* Exercise objective *
Work out how many lines of the listing hold the string "this". Answer with that number alone.

(Records from a collection of figures)
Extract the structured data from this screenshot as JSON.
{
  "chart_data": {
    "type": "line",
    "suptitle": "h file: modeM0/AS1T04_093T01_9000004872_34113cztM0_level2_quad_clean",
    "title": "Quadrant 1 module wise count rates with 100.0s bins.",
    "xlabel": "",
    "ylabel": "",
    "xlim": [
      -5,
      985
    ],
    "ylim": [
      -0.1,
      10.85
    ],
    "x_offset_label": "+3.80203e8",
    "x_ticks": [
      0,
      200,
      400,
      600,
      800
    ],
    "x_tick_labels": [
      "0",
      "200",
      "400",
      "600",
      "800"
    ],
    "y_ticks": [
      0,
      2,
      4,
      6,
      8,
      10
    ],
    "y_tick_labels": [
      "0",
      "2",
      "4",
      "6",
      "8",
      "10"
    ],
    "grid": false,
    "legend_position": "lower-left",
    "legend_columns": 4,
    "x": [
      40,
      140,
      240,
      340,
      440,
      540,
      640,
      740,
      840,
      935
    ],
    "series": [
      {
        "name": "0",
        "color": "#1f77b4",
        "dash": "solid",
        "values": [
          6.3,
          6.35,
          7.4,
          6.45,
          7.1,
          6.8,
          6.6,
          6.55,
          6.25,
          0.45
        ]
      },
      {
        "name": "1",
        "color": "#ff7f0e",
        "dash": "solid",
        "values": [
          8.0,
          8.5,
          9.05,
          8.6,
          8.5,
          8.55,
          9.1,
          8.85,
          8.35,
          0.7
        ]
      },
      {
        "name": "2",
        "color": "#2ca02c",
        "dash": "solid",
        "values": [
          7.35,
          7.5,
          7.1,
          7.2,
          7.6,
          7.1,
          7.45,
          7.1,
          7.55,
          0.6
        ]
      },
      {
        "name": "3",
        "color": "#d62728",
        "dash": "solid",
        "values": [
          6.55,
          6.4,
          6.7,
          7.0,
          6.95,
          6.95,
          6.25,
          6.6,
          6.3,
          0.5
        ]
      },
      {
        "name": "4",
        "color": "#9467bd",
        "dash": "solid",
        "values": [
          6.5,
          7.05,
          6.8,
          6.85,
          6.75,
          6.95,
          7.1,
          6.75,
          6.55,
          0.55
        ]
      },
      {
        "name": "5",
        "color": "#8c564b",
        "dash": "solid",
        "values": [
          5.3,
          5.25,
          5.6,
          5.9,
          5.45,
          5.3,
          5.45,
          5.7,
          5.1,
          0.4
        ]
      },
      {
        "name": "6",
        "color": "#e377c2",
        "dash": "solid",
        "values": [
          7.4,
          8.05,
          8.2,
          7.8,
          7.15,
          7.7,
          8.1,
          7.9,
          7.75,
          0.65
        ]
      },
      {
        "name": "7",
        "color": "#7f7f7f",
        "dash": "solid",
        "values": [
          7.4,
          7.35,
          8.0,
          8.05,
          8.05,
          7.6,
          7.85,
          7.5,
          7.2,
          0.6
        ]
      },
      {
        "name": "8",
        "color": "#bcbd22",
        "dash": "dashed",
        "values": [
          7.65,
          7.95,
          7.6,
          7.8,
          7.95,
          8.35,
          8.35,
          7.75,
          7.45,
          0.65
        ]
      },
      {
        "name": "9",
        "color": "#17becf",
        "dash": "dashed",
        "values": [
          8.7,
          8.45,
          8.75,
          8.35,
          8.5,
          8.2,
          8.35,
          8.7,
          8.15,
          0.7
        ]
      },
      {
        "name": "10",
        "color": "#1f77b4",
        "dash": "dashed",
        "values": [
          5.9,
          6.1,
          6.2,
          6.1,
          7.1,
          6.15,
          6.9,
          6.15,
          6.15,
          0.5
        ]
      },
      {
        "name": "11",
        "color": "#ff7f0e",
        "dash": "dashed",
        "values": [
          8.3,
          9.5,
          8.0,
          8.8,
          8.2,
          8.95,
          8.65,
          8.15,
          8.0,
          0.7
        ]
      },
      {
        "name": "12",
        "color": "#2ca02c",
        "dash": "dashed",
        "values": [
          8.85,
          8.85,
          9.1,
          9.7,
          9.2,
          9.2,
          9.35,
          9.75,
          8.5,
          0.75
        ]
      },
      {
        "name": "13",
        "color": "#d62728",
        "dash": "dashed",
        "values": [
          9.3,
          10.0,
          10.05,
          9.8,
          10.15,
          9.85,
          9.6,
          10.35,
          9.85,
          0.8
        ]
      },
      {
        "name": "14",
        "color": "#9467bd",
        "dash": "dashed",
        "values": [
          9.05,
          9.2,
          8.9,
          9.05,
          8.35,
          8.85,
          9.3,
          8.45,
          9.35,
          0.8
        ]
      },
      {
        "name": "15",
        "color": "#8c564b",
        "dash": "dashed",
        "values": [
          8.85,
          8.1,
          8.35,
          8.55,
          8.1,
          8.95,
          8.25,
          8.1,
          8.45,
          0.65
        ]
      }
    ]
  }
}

---

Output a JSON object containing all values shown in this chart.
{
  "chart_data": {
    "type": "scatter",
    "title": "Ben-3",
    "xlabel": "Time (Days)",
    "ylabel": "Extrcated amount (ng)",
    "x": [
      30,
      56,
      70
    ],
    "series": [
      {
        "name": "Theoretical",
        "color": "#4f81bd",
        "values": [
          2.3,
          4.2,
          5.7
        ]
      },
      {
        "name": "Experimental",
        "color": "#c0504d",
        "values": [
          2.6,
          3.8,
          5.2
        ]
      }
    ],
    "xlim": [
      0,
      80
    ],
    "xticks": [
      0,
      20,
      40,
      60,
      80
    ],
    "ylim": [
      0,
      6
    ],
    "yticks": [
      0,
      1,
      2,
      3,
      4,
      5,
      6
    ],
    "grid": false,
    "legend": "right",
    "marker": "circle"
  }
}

* Final result *
2